[Prompt]: Give back the full listing, character for character, with no pictures.

start Dataset

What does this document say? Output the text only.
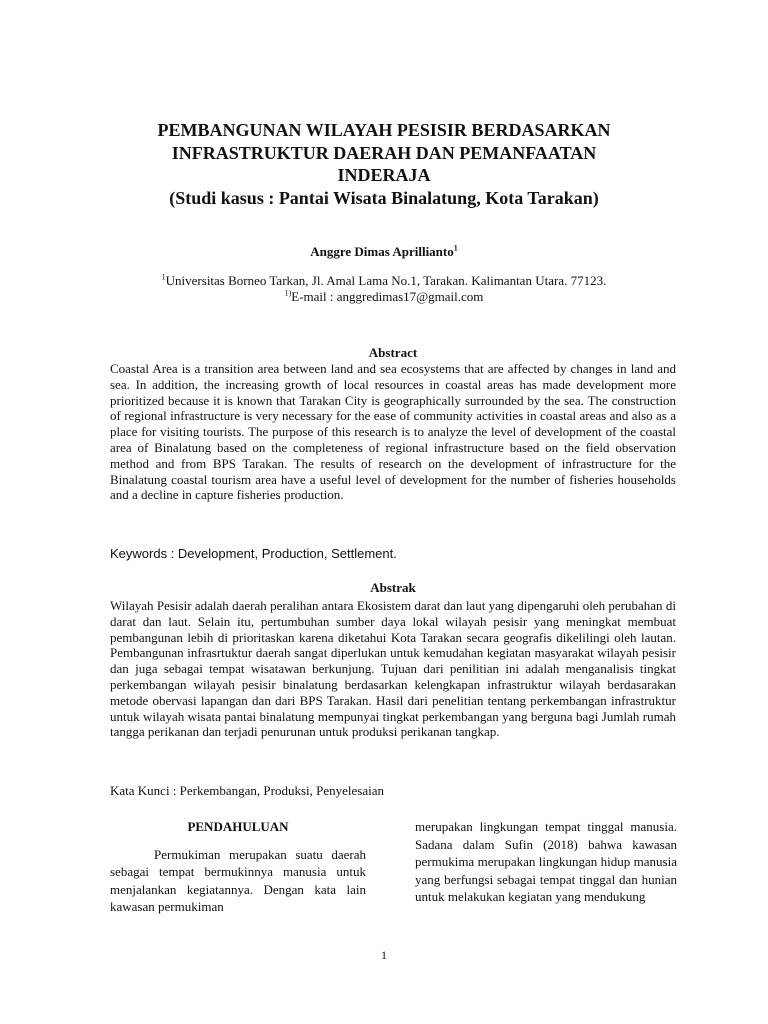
PEMBANGUNAN WILAYAH PESISIR BERDASARKAN
INFRASTRUKTUR DAERAH DAN PEMANFAATAN
INDERAJA
(Studi kasus : Pantai Wisata Binalatung, Kota Tarakan)
Anggre Dimas Aprillianto$^1$
$^1$Universitas Borneo Tarkan, Jl. Amal Lama No.1, Tarakan. Kalimantan Utara. 77123.
$^{1)}$E-mail : anggredimas17@gmail.com
Abstract
Coastal Area is a transition area between land and sea ecosystems that are affected by changes in land and sea. In addition, the increasing growth of local resources in coastal areas has made development more prioritized because it is known that Tarakan City is geographically surrounded by the sea. The construction of regional infrastructure is very necessary for the ease of community activities in coastal areas and also as a place for visiting tourists. The purpose of this research is to analyze the level of development of the coastal area of Binalatung based on the completeness of regional infrastructure based on the field observation method and from BPS Tarakan. The results of research on the development of infrastructure for the Binalatung coastal tourism area have a useful level of development for the number of fisheries households and a decline in capture fisheries production.
Keywords : Development, Production, Settlement.
Abstrak
Wilayah Pesisir adalah daerah peralihan antara Ekosistem darat dan laut yang dipengaruhi oleh perubahan di darat dan laut. Selain itu, pertumbuhan sumber daya lokal wilayah pesisir yang meningkat membuat pembangunan lebih di prioritaskan karena diketahui Kota Tarakan secara geografis dikelilingi oleh lautan. Pembangunan infrasrtuktur daerah sangat diperlukan untuk kemudahan kegiatan masyarakat wilayah pesisir dan juga sebagai tempat wisatawan berkunjung. Tujuan dari penilitian ini adalah menganalisis tingkat perkembangan wilayah pesisir binalatung berdasarkan kelengkapan infrastruktur wilayah berdasarakan metode obervasi lapangan dan dari BPS Tarakan. Hasil dari penelitian tentang perkembangan infrastruktur untuk wilayah wisata pantai binalatung mempunyai tingkat perkembangan yang berguna bagi Jumlah rumah tangga perikanan dan terjadi penurunan untuk produksi perikanan tangkap.
Kata Kunci : Perkembangan, Produksi, Penyelesaian
PENDAHULUAN
Permukiman merupakan suatu daerah sebagai tempat bermukinnya manusia untuk menjalankan kegiatannya. Dengan kata lain kawasan permukiman
merupakan lingkungan tempat tinggal manusia. Sadana dalam Sufin (2018) bahwa kawasan permukima merupakan lingkungan hidup manusia yang berfungsi sebagai tempat tinggal dan hunian untuk melakukan kegiatan yang mendukung
1
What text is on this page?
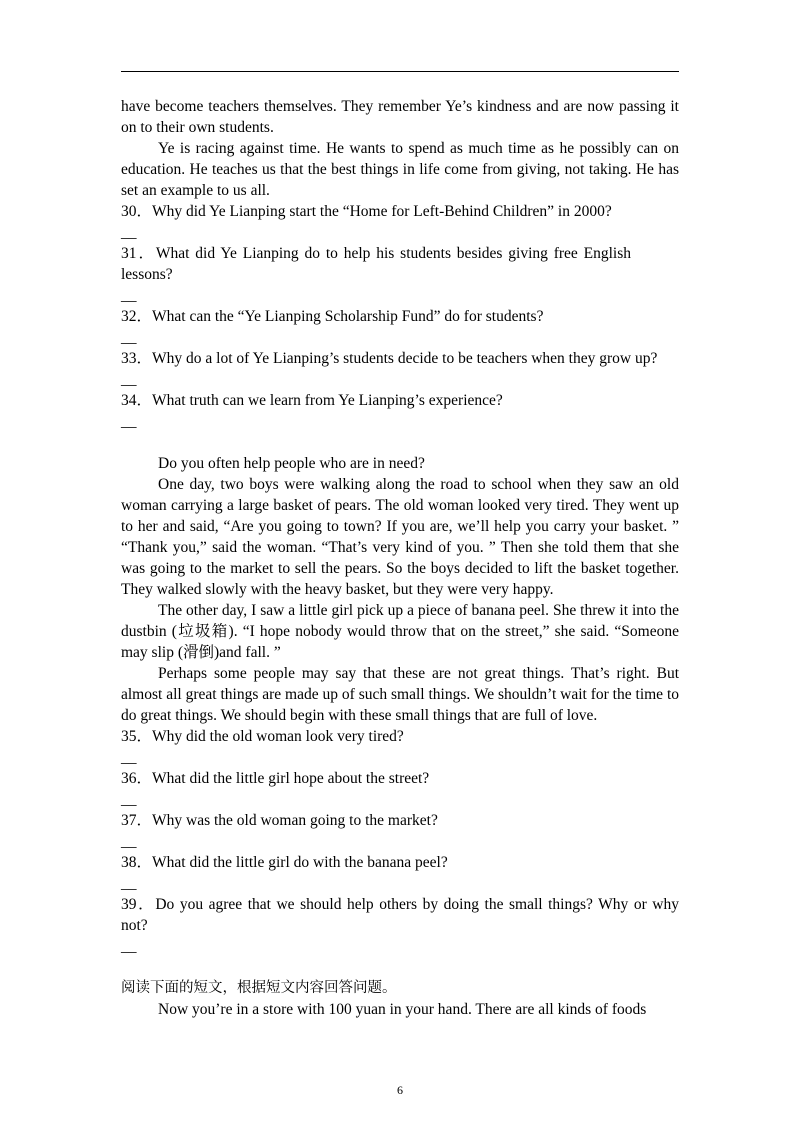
have become teachers themselves. They remember Ye’s kindness and are now passing it on to their own students.

Ye is racing against time. He wants to spend as much time as he possibly can on education. He teaches us that the best things in life come from giving, not taking. He has set an example to us all.

30．Why did Ye Lianping start the “Home for Left-Behind Children” in 2000?

__

31．What did Ye Lianping do to help his students besides giving free English lessons?

__

32．What can the “Ye Lianping Scholarship Fund” do for students?

__

33．Why do a lot of Ye Lianping’s students decide to be teachers when they grow up?

__

34．What truth can we learn from Ye Lianping’s experience?

__

Do you often help people who are in need?

One day, two boys were walking along the road to school when they saw an old woman carrying a large basket of pears. The old woman looked very tired. They went up to her and said, “Are you going to town? If you are, we’ll help you carry your basket. ” “Thank you,” said the woman. “That’s very kind of you. ” Then she told them that she was going to the market to sell the pears. So the boys decided to lift the basket together. They walked slowly with the heavy basket, but they were very happy.

The other day, I saw a little girl pick up a piece of banana peel. She threw it into the dustbin (垃圾箱). “I hope nobody would throw that on the street,” she said. “Someone may slip (滑倒)and fall. ”

Perhaps some people may say that these are not great things. That’s right. But almost all great things are made up of such small things. We shouldn’t wait for the time to do great things. We should begin with these small things that are full of love.

35．Why did the old woman look very tired?

__

36．What did the little girl hope about the street?

__

37．Why was the old woman going to the market?

__

38．What did the little girl do with the banana peel?

__

39．Do you agree that we should help others by doing the small things? Why or why not?

__

阅读下面的短文，根据短文内容回答问题。

Now you’re in a store with 100 yuan in your hand. There are all kinds of foods

6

end Dataset

[Answer to this problem]:
What does this document say? Output the text only.
PEMBANGUNAN WILAYAH PESISIR BERDASARKAN
INFRASTRUKTUR DAERAH DAN PEMANFAATAN
INDERAJA
(Studi kasus : Pantai Wisata Binalatung, Kota Tarakan)
Anggre Dimas Aprillianto$^1$
$^1$Universitas Borneo Tarkan, Jl. Amal Lama No.1, Tarakan. Kalimantan Utara. 77123.
$^{1)}$E-mail : anggredimas17@gmail.com
Abstract
Coastal Area is a transition area between land and sea ecosystems that are affected by changes in land and sea. In addition, the increasing growth of local resources in coastal areas has made development more prioritized because it is known that Tarakan City is geographically surrounded by the sea. The construction of regional infrastructure is very necessary for the ease of community activities in coastal areas and also as a place for visiting tourists. The purpose of this research is to analyze the level of development of the coastal area of Binalatung based on the completeness of regional infrastructure based on the field observation method and from BPS Tarakan. The results of research on the development of infrastructure for the Binalatung coastal tourism area have a useful level of development for the number of fisheries households and a decline in capture fisheries production.
Keywords : Development, Production, Settlement.
Abstrak
Wilayah Pesisir adalah daerah peralihan antara Ekosistem darat dan laut yang dipengaruhi oleh perubahan di darat dan laut. Selain itu, pertumbuhan sumber daya lokal wilayah pesisir yang meningkat membuat pembangunan lebih di prioritaskan karena diketahui Kota Tarakan secara geografis dikelilingi oleh lautan. Pembangunan infrasrtuktur daerah sangat diperlukan untuk kemudahan kegiatan masyarakat wilayah pesisir dan juga sebagai tempat wisatawan berkunjung. Tujuan dari penilitian ini adalah menganalisis tingkat perkembangan wilayah pesisir binalatung berdasarkan kelengkapan infrastruktur wilayah berdasarakan metode obervasi lapangan dan dari BPS Tarakan. Hasil dari penelitian tentang perkembangan infrastruktur untuk wilayah wisata pantai binalatung mempunyai tingkat perkembangan yang berguna bagi Jumlah rumah tangga perikanan dan terjadi penurunan untuk produksi perikanan tangkap.
Kata Kunci : Perkembangan, Produksi, Penyelesaian
PENDAHULUAN
Permukiman merupakan suatu daerah sebagai tempat bermukinnya manusia untuk menjalankan kegiatannya. Dengan kata lain kawasan permukiman
merupakan lingkungan tempat tinggal manusia. Sadana dalam Sufin (2018) bahwa kawasan permukima merupakan lingkungan hidup manusia yang berfungsi sebagai tempat tinggal dan hunian untuk melakukan kegiatan yang mendukung
1
What text is on this page?
have become teachers themselves. They remember Ye’s kindness and are now passing it on to their own students.

Ye is racing against time. He wants to spend as much time as he possibly can on education. He teaches us that the best things in life come from giving, not taking. He has set an example to us all.

30．Why did Ye Lianping start the “Home for Left-Behind Children” in 2000?

__

31．What did Ye Lianping do to help his students besides giving free English lessons?

__

32．What can the “Ye Lianping Scholarship Fund” do for students?

__

33．Why do a lot of Ye Lianping’s students decide to be teachers when they grow up?

__

34．What truth can we learn from Ye Lianping’s experience?

__

Do you often help people who are in need?

One day, two boys were walking along the road to school when they saw an old woman carrying a large basket of pears. The old woman looked very tired. They went up to her and said, “Are you going to town? If you are, we’ll help you carry your basket. ” “Thank you,” said the woman. “That’s very kind of you. ” Then she told them that she was going to the market to sell the pears. So the boys decided to lift the basket together. They walked slowly with the heavy basket, but they were very happy.

The other day, I saw a little girl pick up a piece of banana peel. She threw it into the dustbin (垃圾箱). “I hope nobody would throw that on the street,” she said. “Someone may slip (滑倒)and fall. ”

Perhaps some people may say that these are not great things. That’s right. But almost all great things are made up of such small things. We shouldn’t wait for the time to do great things. We should begin with these small things that are full of love.

35．Why did the old woman look very tired?

__

36．What did the little girl hope about the street?

__

37．Why was the old woman going to the market?

__

38．What did the little girl do with the banana peel?

__

39．Do you agree that we should help others by doing the small things? Why or why not?

__

阅读下面的短文，根据短文内容回答问题。

Now you’re in a store with 100 yuan in your hand. There are all kinds of foods

6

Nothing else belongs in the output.